= WORK REQUIRED =
Determine the number of lines in the data that include the word "xlabel", and write only that number.
[RECORD EXTRACTS start]
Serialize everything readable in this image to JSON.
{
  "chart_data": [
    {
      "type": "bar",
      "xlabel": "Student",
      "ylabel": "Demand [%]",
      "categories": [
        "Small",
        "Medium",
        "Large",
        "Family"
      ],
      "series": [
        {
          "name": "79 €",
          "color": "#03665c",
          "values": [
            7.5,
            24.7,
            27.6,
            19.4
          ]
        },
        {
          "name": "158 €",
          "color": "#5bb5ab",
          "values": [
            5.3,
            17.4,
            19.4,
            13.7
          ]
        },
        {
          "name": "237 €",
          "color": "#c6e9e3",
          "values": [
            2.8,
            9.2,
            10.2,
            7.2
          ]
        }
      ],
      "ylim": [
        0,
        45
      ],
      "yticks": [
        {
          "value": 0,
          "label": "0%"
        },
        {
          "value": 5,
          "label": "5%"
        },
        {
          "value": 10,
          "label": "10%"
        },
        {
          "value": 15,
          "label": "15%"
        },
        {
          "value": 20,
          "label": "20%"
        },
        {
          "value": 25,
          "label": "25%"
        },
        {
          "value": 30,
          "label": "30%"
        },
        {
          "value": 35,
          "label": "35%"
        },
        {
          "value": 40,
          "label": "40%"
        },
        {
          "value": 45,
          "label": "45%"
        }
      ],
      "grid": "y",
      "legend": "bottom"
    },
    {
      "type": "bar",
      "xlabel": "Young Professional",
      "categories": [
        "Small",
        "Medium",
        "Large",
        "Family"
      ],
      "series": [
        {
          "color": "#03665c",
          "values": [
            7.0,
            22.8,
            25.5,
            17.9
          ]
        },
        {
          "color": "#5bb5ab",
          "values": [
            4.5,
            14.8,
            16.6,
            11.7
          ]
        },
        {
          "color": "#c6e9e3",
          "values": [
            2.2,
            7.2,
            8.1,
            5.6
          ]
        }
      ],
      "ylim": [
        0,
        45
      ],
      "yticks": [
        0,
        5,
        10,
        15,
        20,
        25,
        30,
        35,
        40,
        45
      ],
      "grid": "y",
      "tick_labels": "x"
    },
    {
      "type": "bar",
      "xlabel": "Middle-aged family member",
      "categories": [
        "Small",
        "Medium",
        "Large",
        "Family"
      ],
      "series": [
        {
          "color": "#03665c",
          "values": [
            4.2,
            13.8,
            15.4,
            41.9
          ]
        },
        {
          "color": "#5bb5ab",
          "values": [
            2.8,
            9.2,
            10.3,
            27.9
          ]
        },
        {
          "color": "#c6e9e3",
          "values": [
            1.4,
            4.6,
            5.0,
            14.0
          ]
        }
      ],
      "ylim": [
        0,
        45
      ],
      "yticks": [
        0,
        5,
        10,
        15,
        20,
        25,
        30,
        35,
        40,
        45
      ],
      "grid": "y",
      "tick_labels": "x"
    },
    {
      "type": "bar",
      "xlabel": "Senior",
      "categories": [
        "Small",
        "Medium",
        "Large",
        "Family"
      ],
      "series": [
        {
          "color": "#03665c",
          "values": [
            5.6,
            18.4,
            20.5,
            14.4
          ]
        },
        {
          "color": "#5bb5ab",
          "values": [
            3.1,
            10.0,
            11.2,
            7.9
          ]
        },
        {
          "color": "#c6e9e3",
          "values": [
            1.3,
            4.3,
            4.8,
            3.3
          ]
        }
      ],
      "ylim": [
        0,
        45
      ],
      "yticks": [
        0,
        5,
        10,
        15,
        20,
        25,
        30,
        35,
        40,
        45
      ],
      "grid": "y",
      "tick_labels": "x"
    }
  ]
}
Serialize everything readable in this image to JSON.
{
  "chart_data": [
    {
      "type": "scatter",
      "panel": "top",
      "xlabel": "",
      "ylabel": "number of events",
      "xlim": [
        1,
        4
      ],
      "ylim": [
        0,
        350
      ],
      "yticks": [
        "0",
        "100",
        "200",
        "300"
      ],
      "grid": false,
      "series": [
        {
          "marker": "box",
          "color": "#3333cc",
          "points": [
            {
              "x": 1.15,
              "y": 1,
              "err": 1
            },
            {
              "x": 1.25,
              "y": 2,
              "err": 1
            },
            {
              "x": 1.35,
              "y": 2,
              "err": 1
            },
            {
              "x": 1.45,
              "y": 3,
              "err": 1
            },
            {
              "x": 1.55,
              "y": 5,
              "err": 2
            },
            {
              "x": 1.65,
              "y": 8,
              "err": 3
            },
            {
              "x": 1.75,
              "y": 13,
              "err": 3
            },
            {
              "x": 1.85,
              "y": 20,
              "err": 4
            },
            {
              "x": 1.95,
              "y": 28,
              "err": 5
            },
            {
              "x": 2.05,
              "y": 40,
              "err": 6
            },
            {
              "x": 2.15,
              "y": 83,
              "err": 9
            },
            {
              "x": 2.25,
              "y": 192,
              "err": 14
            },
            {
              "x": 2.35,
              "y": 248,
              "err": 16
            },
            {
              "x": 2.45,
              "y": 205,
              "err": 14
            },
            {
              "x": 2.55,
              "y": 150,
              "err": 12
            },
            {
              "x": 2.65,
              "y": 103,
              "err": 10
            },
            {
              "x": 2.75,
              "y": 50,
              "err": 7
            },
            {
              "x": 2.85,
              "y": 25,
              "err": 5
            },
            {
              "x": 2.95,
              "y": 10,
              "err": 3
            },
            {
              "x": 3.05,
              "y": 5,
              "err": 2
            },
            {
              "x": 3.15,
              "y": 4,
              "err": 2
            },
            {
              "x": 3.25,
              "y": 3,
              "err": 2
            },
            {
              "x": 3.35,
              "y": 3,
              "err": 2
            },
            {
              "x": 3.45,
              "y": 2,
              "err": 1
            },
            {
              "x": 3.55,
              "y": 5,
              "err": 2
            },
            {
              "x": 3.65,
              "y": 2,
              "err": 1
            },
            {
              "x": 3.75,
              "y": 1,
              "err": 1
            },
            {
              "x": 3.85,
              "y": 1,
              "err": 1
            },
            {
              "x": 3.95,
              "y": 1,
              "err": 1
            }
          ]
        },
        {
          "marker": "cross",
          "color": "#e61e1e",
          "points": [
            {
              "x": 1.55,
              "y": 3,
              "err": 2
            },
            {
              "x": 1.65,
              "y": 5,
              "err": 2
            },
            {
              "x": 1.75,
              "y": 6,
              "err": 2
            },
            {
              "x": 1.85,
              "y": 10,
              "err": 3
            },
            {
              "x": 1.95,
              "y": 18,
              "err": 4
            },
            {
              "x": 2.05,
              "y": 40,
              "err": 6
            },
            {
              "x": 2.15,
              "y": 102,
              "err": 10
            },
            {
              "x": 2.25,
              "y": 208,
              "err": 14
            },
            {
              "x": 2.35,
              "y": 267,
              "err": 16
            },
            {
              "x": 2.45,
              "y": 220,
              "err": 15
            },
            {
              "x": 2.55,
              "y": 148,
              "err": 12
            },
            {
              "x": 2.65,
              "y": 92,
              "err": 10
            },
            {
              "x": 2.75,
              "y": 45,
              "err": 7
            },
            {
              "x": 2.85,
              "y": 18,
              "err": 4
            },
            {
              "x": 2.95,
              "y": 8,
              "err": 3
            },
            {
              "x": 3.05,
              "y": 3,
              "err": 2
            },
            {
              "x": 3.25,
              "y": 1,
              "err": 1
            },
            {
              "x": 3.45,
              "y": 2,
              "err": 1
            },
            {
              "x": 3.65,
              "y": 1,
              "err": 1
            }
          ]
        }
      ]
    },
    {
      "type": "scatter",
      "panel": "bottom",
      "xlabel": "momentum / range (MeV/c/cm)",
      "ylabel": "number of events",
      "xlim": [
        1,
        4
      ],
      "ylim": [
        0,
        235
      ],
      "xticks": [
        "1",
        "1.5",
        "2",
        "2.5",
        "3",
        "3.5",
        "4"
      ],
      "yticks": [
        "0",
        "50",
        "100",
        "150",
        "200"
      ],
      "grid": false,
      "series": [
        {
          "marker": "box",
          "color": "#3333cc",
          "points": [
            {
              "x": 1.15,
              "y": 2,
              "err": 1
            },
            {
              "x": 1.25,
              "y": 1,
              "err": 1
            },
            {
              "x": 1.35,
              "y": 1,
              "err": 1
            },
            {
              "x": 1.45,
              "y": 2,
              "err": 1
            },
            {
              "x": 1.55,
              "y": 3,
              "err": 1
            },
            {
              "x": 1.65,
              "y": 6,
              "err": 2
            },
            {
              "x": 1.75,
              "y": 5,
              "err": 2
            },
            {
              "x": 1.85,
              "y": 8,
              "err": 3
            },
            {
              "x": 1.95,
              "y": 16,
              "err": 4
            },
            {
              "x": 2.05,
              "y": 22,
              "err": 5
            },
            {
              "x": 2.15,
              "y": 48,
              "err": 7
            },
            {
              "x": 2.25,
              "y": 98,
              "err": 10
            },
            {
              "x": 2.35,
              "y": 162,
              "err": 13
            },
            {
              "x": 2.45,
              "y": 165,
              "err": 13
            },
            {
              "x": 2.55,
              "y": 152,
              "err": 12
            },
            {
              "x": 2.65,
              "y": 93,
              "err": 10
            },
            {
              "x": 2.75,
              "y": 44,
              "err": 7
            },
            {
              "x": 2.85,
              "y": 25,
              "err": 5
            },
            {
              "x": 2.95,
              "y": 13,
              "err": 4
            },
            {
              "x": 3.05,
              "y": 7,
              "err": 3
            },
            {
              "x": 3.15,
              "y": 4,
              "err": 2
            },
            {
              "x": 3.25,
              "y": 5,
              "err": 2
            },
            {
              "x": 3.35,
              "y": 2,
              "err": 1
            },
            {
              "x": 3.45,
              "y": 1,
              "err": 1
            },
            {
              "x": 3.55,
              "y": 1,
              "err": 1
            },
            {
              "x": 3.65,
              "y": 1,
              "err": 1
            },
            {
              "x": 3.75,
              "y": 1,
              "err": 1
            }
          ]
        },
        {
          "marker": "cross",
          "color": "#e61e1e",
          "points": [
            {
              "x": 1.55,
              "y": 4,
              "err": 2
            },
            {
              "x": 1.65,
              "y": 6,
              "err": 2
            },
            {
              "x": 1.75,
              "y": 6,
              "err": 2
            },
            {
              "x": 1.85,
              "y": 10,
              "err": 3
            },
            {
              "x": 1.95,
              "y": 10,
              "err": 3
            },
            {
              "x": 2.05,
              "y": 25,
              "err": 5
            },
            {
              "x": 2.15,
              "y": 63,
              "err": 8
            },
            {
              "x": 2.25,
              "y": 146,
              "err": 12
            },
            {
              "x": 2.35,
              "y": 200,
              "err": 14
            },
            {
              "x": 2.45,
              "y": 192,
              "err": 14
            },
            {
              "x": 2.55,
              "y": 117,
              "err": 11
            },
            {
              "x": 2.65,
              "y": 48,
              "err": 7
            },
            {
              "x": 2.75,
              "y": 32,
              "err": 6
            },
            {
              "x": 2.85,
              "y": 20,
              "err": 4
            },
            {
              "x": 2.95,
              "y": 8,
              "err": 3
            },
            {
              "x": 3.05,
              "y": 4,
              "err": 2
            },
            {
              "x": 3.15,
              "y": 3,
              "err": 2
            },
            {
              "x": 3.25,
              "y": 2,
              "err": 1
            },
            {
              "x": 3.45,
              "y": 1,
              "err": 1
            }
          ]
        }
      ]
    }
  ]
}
[RECORD EXTRACTS end]
= COMPLETED TASK =
6